**** PASSAGE CITÉ

RDC: agitation à Bukavu et dans le Sud-Kivu après le verdict dans le procès Kamerhe

Vital Kamerhe, président de l’UNC, l’Union pour la Nation congolaise, a compté plus de 86.000 électeurs à Bukavu lors des élections de décembre 2018. Sa condamnation a provoqué de vives tensions dans son fief électoral au Sud-Kivu.

Place Mulamba, devant le bureau de l’UNC, quelques minutes après le procès dit des 100 jours, des jeunes militants et sympathisants ont organisé une manifestation qui a été immédiatement dispersée par la police. «Je suis furieux car j’ai choisi Vital Kamerhe comme député national pour défendre le Congo, nous explique Michel Oganze, un des manifestants. Et ce jugement qui l’envoie en prison me met en colère… Pas seulement moi, mais le Sud-Kivu et tout l’Est. Apparemment, ils veulent la division de ce pays mais nous n’allons pas accepter cela ! »

Plusieurs activités ont été paralysées place Mulamba, et dans le marché de Kadutu où plusieurs dépôts et magasins ont dû fermer suite à l’agitation. Bien qu’il ne soit pas membre de l’UNC, Marc Yoshua, 36 ans, déplore ce jugement. Il espère que le salut de Kamerhe viendra, peut-être, des instances internationales. « Ce que vient de faire la justice congolaise n’est pas bien, nous confie-t-il. Nous demandons aux Nations unies de s’impliquer dans ce dossier pour voir ce qui peut sauver la situation, car nous avons suivi ce procès dès le début et nous avons constaté que c’est un procès politisé. La Monusco, les bureaux des droits de l’homme peuvent s’impliquer car nous avons encore besoin de Kamerhe ».

Pour le président de la Jeunesse de l’UNC/Bukavu, Fidèle Mugisho, ce procès des maisons préfabriquées ne devrait aboutir qu’à un jugement préfabriqué. Comme les avocats de Vital Kamerhe ont promis d’aller en appel, il espère que, peut-être, la cour d’appel fera la différence. « On n’a jamais connu un jugement où on condamne quelqu’un sans aucune preuve, sans aucun indice de culpabilité. Nous pensons que si les magistrats de la cour d’appel ne répondent au dictat politique, ils vont l’acquitter. Nous pensons que là, ils peuvent dire le droit ».

D’autres manifestations ont été organisées à Cimpunda, à Ciriri, à l’Essence Major Vangu, et à Chahi. La société civile et les autres formations politiques du Sud-Kivu se sont abstenues de tout commentaire jusqu’ici.

********
**** EXTRAIT DE DONNÉES

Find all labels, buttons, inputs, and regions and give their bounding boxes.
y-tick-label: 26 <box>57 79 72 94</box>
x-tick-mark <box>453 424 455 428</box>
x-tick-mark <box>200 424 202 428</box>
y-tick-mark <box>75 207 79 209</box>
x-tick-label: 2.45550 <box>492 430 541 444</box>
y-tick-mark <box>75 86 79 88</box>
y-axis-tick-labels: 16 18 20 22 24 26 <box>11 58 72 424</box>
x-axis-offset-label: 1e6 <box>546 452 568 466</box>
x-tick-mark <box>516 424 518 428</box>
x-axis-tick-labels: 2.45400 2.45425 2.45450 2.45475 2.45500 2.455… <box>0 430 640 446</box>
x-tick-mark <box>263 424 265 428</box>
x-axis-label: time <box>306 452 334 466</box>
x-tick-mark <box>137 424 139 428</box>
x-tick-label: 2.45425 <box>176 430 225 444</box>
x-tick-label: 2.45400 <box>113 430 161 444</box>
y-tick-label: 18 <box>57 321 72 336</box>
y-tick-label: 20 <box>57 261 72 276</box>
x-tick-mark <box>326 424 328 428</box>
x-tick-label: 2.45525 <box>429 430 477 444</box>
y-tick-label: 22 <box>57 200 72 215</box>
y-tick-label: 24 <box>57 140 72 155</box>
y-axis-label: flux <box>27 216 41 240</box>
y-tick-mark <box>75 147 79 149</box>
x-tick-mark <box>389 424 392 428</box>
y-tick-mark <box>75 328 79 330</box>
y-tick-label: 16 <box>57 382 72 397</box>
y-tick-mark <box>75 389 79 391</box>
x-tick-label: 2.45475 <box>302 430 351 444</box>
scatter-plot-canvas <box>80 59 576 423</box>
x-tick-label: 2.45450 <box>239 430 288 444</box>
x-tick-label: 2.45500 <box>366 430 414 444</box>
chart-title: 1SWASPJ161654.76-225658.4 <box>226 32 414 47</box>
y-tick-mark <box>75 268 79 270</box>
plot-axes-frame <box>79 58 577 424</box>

********

### [CONSIGNE 1]
Recopiez le passage cité de « RDC: agitation à » à « électoral au Sud-Kivu. ».
### [CONSIGNE 2]
D'après le passage cité, combien d'électeurs Vital Kamerhe a-t-il comptés à Bukavu lors des élections de décembre 2018 ?
### [CONSIGNE 3]
Dressez la liste de toutes les personnes désignées par leur nom dans le passage cité.
Appuyez-vous uniquement sur le passage cité.

### [RÉPONSE FINALE 1]
RDC: agitation à Bukavu et dans le Sud-Kivu après le verdict dans le procès Kamerhe

Vital Kamerhe, président de l’UNC, l’Union pour la Nation congolaise, a compté plus de 86.000 électeurs à Bukavu lors des élections de décembre 2018. Sa condamnation a provoqué de vives tensions dans son fief électoral au Sud-Kivu.

### [RÉPONSE FINALE 2]
Plus de 86.000 électeurs.

### [RÉPONSE FINALE 3]
Vital Kamerhe, Michel Oganze, Marc Yoshua, Fidèle Mugisho